* **Raw data**
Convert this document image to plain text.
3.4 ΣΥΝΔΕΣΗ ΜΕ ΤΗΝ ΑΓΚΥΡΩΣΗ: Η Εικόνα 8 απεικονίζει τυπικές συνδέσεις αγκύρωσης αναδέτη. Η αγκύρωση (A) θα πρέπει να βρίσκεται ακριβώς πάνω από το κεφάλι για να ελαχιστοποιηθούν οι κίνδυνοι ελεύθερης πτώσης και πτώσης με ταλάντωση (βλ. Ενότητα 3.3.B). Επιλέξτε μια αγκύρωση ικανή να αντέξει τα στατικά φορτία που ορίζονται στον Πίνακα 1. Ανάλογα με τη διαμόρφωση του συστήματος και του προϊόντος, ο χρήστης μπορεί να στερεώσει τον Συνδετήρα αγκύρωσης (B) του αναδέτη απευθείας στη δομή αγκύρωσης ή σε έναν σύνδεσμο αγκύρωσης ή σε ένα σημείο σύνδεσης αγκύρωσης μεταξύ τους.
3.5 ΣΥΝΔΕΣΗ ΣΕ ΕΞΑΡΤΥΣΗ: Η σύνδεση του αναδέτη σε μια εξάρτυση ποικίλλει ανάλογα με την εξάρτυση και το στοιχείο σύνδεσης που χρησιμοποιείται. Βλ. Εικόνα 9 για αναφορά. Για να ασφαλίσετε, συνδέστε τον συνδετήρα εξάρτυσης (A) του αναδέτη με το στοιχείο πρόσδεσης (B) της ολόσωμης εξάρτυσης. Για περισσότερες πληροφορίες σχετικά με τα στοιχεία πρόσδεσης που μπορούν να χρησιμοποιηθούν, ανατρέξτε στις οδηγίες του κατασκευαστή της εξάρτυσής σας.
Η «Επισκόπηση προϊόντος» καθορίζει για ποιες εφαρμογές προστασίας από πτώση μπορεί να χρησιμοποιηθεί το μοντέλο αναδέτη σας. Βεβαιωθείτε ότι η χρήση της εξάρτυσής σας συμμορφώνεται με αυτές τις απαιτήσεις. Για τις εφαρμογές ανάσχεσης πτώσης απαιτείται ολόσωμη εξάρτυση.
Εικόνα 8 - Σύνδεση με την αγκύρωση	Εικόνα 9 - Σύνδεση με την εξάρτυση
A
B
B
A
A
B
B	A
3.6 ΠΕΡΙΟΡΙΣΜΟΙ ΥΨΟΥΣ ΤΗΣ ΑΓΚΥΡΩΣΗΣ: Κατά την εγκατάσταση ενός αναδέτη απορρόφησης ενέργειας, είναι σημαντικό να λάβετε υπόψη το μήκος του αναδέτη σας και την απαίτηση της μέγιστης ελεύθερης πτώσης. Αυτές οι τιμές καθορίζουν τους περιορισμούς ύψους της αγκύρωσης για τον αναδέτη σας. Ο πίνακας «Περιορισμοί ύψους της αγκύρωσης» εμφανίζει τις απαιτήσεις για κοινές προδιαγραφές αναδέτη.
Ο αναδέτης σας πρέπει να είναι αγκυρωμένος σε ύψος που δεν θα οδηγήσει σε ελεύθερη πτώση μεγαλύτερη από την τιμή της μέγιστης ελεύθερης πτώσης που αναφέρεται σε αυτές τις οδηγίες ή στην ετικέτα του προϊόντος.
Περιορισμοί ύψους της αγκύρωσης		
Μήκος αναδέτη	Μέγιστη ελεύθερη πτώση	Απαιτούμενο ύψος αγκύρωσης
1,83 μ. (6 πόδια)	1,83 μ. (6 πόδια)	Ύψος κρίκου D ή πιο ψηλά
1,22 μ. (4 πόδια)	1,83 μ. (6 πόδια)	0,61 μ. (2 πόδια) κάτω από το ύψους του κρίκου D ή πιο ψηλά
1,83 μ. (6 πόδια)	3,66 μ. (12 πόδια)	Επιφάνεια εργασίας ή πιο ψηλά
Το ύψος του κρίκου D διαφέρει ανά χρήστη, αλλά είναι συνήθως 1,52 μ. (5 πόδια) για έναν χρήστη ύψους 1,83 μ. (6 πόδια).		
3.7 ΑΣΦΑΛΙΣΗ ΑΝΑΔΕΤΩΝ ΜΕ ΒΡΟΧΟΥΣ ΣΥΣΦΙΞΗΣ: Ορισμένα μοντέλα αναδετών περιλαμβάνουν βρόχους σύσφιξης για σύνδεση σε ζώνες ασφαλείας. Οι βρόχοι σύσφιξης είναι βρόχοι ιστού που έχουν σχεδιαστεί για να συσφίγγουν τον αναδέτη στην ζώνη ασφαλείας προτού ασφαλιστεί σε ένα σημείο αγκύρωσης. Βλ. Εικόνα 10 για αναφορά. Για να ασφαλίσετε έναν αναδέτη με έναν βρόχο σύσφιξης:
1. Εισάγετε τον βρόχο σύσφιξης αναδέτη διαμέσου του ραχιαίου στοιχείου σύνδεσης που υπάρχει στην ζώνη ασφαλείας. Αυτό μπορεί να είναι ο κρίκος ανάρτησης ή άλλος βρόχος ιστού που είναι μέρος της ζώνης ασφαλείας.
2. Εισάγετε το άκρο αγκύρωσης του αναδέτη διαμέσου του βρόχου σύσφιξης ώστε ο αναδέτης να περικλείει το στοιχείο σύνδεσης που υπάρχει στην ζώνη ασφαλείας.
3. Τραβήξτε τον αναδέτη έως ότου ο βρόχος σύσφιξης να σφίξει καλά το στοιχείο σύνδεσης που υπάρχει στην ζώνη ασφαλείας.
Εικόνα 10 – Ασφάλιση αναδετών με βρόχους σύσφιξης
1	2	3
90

* **Work to do**
All of the data must be returned exactly.

* **Result of this task**
Convert this document image to plain text.
3.4 ΣΥΝΔΕΣΗ ΜΕ ΤΗΝ ΑΓΚΥΡΩΣΗ: Η Εικόνα 8 απεικονίζει τυπικές συνδέσεις αγκύρωσης αναδέτη. Η αγκύρωση (A) θα πρέπει να βρίσκεται ακριβώς πάνω από το κεφάλι για να ελαχιστοποιηθούν οι κίνδυνοι ελεύθερης πτώσης και πτώσης με ταλάντωση (βλ. Ενότητα 3.3.B). Επιλέξτε μια αγκύρωση ικανή να αντέξει τα στατικά φορτία που ορίζονται στον Πίνακα 1. Ανάλογα με τη διαμόρφωση του συστήματος και του προϊόντος, ο χρήστης μπορεί να στερεώσει τον Συνδετήρα αγκύρωσης (B) του αναδέτη απευθείας στη δομή αγκύρωσης ή σε έναν σύνδεσμο αγκύρωσης ή σε ένα σημείο σύνδεσης αγκύρωσης μεταξύ τους.
3.5 ΣΥΝΔΕΣΗ ΣΕ ΕΞΑΡΤΥΣΗ: Η σύνδεση του αναδέτη σε μια εξάρτυση ποικίλλει ανάλογα με την εξάρτυση και το στοιχείο σύνδεσης που χρησιμοποιείται. Βλ. Εικόνα 9 για αναφορά. Για να ασφαλίσετε, συνδέστε τον συνδετήρα εξάρτυσης (A) του αναδέτη με το στοιχείο πρόσδεσης (B) της ολόσωμης εξάρτυσης. Για περισσότερες πληροφορίες σχετικά με τα στοιχεία πρόσδεσης που μπορούν να χρησιμοποιηθούν, ανατρέξτε στις οδηγίες του κατασκευαστή της εξάρτυσής σας.
Η «Επισκόπηση προϊόντος» καθορίζει για ποιες εφαρμογές προστασίας από πτώση μπορεί να χρησιμοποιηθεί το μοντέλο αναδέτη σας. Βεβαιωθείτε ότι η χρήση της εξάρτυσής σας συμμορφώνεται με αυτές τις απαιτήσεις. Για τις εφαρμογές ανάσχεσης πτώσης απαιτείται ολόσωμη εξάρτυση.
Εικόνα 8 - Σύνδεση με την αγκύρωση	Εικόνα 9 - Σύνδεση με την εξάρτυση
A
B
B
A
A
B
B	A
3.6 ΠΕΡΙΟΡΙΣΜΟΙ ΥΨΟΥΣ ΤΗΣ ΑΓΚΥΡΩΣΗΣ: Κατά την εγκατάσταση ενός αναδέτη απορρόφησης ενέργειας, είναι σημαντικό να λάβετε υπόψη το μήκος του αναδέτη σας και την απαίτηση της μέγιστης ελεύθερης πτώσης. Αυτές οι τιμές καθορίζουν τους περιορισμούς ύψους της αγκύρωσης για τον αναδέτη σας. Ο πίνακας «Περιορισμοί ύψους της αγκύρωσης» εμφανίζει τις απαιτήσεις για κοινές προδιαγραφές αναδέτη.
Ο αναδέτης σας πρέπει να είναι αγκυρωμένος σε ύψος που δεν θα οδηγήσει σε ελεύθερη πτώση μεγαλύτερη από την τιμή της μέγιστης ελεύθερης πτώσης που αναφέρεται σε αυτές τις οδηγίες ή στην ετικέτα του προϊόντος.
Περιορισμοί ύψους της αγκύρωσης		
Μήκος αναδέτη	Μέγιστη ελεύθερη πτώση	Απαιτούμενο ύψος αγκύρωσης
1,83 μ. (6 πόδια)	1,83 μ. (6 πόδια)	Ύψος κρίκου D ή πιο ψηλά
1,22 μ. (4 πόδια)	1,83 μ. (6 πόδια)	0,61 μ. (2 πόδια) κάτω από το ύψους του κρίκου D ή πιο ψηλά
1,83 μ. (6 πόδια)	3,66 μ. (12 πόδια)	Επιφάνεια εργασίας ή πιο ψηλά
Το ύψος του κρίκου D διαφέρει ανά χρήστη, αλλά είναι συνήθως 1,52 μ. (5 πόδια) για έναν χρήστη ύψους 1,83 μ. (6 πόδια).		
3.7 ΑΣΦΑΛΙΣΗ ΑΝΑΔΕΤΩΝ ΜΕ ΒΡΟΧΟΥΣ ΣΥΣΦΙΞΗΣ: Ορισμένα μοντέλα αναδετών περιλαμβάνουν βρόχους σύσφιξης για σύνδεση σε ζώνες ασφαλείας. Οι βρόχοι σύσφιξης είναι βρόχοι ιστού που έχουν σχεδιαστεί για να συσφίγγουν τον αναδέτη στην ζώνη ασφαλείας προτού ασφαλιστεί σε ένα σημείο αγκύρωσης. Βλ. Εικόνα 10 για αναφορά. Για να ασφαλίσετε έναν αναδέτη με έναν βρόχο σύσφιξης:
1. Εισάγετε τον βρόχο σύσφιξης αναδέτη διαμέσου του ραχιαίου στοιχείου σύνδεσης που υπάρχει στην ζώνη ασφαλείας. Αυτό μπορεί να είναι ο κρίκος ανάρτησης ή άλλος βρόχος ιστού που είναι μέρος της ζώνης ασφαλείας.
2. Εισάγετε το άκρο αγκύρωσης του αναδέτη διαμέσου του βρόχου σύσφιξης ώστε ο αναδέτης να περικλείει το στοιχείο σύνδεσης που υπάρχει στην ζώνη ασφαλείας.
3. Τραβήξτε τον αναδέτη έως ότου ο βρόχος σύσφιξης να σφίξει καλά το στοιχείο σύνδεσης που υπάρχει στην ζώνη ασφαλείας.
Εικόνα 10 – Ασφάλιση αναδετών με βρόχους σύσφιξης
1	2	3
90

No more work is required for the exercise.